# start of Given data

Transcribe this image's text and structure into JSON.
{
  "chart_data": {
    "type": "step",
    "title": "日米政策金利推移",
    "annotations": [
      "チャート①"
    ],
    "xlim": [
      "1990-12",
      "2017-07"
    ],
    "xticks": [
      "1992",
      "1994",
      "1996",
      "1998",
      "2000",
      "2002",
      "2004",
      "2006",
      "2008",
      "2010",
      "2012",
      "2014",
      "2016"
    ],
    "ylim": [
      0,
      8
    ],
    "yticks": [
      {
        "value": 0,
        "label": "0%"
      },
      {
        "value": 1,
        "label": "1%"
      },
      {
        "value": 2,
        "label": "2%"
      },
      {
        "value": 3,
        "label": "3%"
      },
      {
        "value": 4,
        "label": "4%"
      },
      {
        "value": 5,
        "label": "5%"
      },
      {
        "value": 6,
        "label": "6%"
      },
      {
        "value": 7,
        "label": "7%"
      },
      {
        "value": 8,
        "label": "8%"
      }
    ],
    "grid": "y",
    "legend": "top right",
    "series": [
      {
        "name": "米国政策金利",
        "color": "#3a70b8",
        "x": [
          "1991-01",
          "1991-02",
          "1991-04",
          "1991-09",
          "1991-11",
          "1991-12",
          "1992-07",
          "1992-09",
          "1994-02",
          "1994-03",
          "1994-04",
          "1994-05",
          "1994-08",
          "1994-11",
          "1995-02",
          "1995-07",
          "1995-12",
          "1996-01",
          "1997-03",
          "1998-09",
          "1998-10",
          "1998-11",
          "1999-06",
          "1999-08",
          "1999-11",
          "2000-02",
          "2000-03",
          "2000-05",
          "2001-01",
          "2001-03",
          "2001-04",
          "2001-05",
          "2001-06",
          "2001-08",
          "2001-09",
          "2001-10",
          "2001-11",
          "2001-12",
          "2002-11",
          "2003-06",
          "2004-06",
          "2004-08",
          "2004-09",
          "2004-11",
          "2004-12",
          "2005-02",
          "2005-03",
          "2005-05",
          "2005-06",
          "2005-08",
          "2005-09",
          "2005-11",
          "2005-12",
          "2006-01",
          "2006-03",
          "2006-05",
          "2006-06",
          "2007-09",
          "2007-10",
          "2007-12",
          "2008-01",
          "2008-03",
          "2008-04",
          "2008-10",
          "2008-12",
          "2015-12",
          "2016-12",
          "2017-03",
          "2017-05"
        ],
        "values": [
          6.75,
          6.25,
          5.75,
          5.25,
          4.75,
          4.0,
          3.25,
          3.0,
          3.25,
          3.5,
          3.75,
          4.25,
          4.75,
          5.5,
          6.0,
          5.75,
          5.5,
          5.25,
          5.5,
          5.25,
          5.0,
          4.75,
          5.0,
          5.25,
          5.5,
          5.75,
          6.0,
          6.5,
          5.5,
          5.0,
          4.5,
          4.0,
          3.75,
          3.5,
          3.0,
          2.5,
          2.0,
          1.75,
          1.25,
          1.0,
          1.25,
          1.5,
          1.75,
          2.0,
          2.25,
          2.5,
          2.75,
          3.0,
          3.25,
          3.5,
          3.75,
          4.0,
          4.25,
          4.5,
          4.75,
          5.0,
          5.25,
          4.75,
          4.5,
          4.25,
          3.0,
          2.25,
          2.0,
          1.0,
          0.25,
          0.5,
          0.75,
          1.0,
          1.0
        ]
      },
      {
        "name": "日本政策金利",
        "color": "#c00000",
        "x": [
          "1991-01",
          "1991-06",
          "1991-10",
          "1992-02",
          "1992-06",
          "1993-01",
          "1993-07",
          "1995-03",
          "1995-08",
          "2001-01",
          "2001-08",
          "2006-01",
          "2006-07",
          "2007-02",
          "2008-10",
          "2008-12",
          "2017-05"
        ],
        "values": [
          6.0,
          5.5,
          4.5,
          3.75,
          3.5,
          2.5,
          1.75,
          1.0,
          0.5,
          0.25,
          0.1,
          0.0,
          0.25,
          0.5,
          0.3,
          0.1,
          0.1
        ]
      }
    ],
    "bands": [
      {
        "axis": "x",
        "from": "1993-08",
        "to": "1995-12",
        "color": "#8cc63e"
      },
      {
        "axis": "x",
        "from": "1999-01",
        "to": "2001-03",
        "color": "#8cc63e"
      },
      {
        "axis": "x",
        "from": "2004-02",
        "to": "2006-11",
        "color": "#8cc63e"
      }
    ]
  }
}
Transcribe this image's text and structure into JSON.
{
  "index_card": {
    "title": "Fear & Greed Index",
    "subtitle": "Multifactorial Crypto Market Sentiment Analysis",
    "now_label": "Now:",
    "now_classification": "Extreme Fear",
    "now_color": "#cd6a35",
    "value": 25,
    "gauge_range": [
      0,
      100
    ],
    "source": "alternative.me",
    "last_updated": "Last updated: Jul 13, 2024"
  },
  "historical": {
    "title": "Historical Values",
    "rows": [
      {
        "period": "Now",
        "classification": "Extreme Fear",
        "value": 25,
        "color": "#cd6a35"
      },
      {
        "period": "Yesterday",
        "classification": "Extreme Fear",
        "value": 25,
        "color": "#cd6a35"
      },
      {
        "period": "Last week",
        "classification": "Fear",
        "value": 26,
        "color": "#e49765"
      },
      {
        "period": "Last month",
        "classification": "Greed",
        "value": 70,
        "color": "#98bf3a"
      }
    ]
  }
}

# end of Given data

Exercise -
Return all of the above records exactly, leaving no line out.

Exercise output -
Transcribe this image's text and structure into JSON.
{
  "chart_data": {
    "type": "step",
    "title": "日米政策金利推移",
    "annotations": [
      "チャート①"
    ],
    "xlim": [
      "1990-12",
      "2017-07"
    ],
    "xticks": [
      "1992",
      "1994",
      "1996",
      "1998",
      "2000",
      "2002",
      "2004",
      "2006",
      "2008",
      "2010",
      "2012",
      "2014",
      "2016"
    ],
    "ylim": [
      0,
      8
    ],
    "yticks": [
      {
        "value": 0,
        "label": "0%"
      },
      {
        "value": 1,
        "label": "1%"
      },
      {
        "value": 2,
        "label": "2%"
      },
      {
        "value": 3,
        "label": "3%"
      },
      {
        "value": 4,
        "label": "4%"
      },
      {
        "value": 5,
        "label": "5%"
      },
      {
        "value": 6,
        "label": "6%"
      },
      {
        "value": 7,
        "label": "7%"
      },
      {
        "value": 8,
        "label": "8%"
      }
    ],
    "grid": "y",
    "legend": "top right",
    "series": [
      {
        "name": "米国政策金利",
        "color": "#3a70b8",
        "x": [
          "1991-01",
          "1991-02",
          "1991-04",
          "1991-09",
          "1991-11",
          "1991-12",
          "1992-07",
          "1992-09",
          "1994-02",
          "1994-03",
          "1994-04",
          "1994-05",
          "1994-08",
          "1994-11",
          "1995-02",
          "1995-07",
          "1995-12",
          "1996-01",
          "1997-03",
          "1998-09",
          "1998-10",
          "1998-11",
          "1999-06",
          "1999-08",
          "1999-11",
          "2000-02",
          "2000-03",
          "2000-05",
          "2001-01",
          "2001-03",
          "2001-04",
          "2001-05",
          "2001-06",
          "2001-08",
          "2001-09",
          "2001-10",
          "2001-11",
          "2001-12",
          "2002-11",
          "2003-06",
          "2004-06",
          "2004-08",
          "2004-09",
          "2004-11",
          "2004-12",
          "2005-02",
          "2005-03",
          "2005-05",
          "2005-06",
          "2005-08",
          "2005-09",
          "2005-11",
          "2005-12",
          "2006-01",
          "2006-03",
          "2006-05",
          "2006-06",
          "2007-09",
          "2007-10",
          "2007-12",
          "2008-01",
          "2008-03",
          "2008-04",
          "2008-10",
          "2008-12",
          "2015-12",
          "2016-12",
          "2017-03",
          "2017-05"
        ],
        "values": [
          6.75,
          6.25,
          5.75,
          5.25,
          4.75,
          4.0,
          3.25,
          3.0,
          3.25,
          3.5,
          3.75,
          4.25,
          4.75,
          5.5,
          6.0,
          5.75,
          5.5,
          5.25,
          5.5,
          5.25,
          5.0,
          4.75,
          5.0,
          5.25,
          5.5,
          5.75,
          6.0,
          6.5,
          5.5,
          5.0,
          4.5,
          4.0,
          3.75,
          3.5,
          3.0,
          2.5,
          2.0,
          1.75,
          1.25,
          1.0,
          1.25,
          1.5,
          1.75,
          2.0,
          2.25,
          2.5,
          2.75,
          3.0,
          3.25,
          3.5,
          3.75,
          4.0,
          4.25,
          4.5,
          4.75,
          5.0,
          5.25,
          4.75,
          4.5,
          4.25,
          3.0,
          2.25,
          2.0,
          1.0,
          0.25,
          0.5,
          0.75,
          1.0,
          1.0
        ]
      },
      {
        "name": "日本政策金利",
        "color": "#c00000",
        "x": [
          "1991-01",
          "1991-06",
          "1991-10",
          "1992-02",
          "1992-06",
          "1993-01",
          "1993-07",
          "1995-03",
          "1995-08",
          "2001-01",
          "2001-08",
          "2006-01",
          "2006-07",
          "2007-02",
          "2008-10",
          "2008-12",
          "2017-05"
        ],
        "values": [
          6.0,
          5.5,
          4.5,
          3.75,
          3.5,
          2.5,
          1.75,
          1.0,
          0.5,
          0.25,
          0.1,
          0.0,
          0.25,
          0.5,
          0.3,
          0.1,
          0.1
        ]
      }
    ],
    "bands": [
      {
        "axis": "x",
        "from": "1993-08",
        "to": "1995-12",
        "color": "#8cc63e"
      },
      {
        "axis": "x",
        "from": "1999-01",
        "to": "2001-03",
        "color": "#8cc63e"
      },
      {
        "axis": "x",
        "from": "2004-02",
        "to": "2006-11",
        "color": "#8cc63e"
      }
    ]
  }
}
Transcribe this image's text and structure into JSON.
{
  "index_card": {
    "title": "Fear & Greed Index",
    "subtitle": "Multifactorial Crypto Market Sentiment Analysis",
    "now_label": "Now:",
    "now_classification": "Extreme Fear",
    "now_color": "#cd6a35",
    "value": 25,
    "gauge_range": [
      0,
      100
    ],
    "source": "alternative.me",
    "last_updated": "Last updated: Jul 13, 2024"
  },
  "historical": {
    "title": "Historical Values",
    "rows": [
      {
        "period": "Now",
        "classification": "Extreme Fear",
        "value": 25,
        "color": "#cd6a35"
      },
      {
        "period": "Yesterday",
        "classification": "Extreme Fear",
        "value": 25,
        "color": "#cd6a35"
      },
      {
        "period": "Last week",
        "classification": "Fear",
        "value": 26,
        "color": "#e49765"
      },
      {
        "period": "Last month",
        "classification": "Greed",
        "value": 70,
        "color": "#98bf3a"
      }
    ]
  }
}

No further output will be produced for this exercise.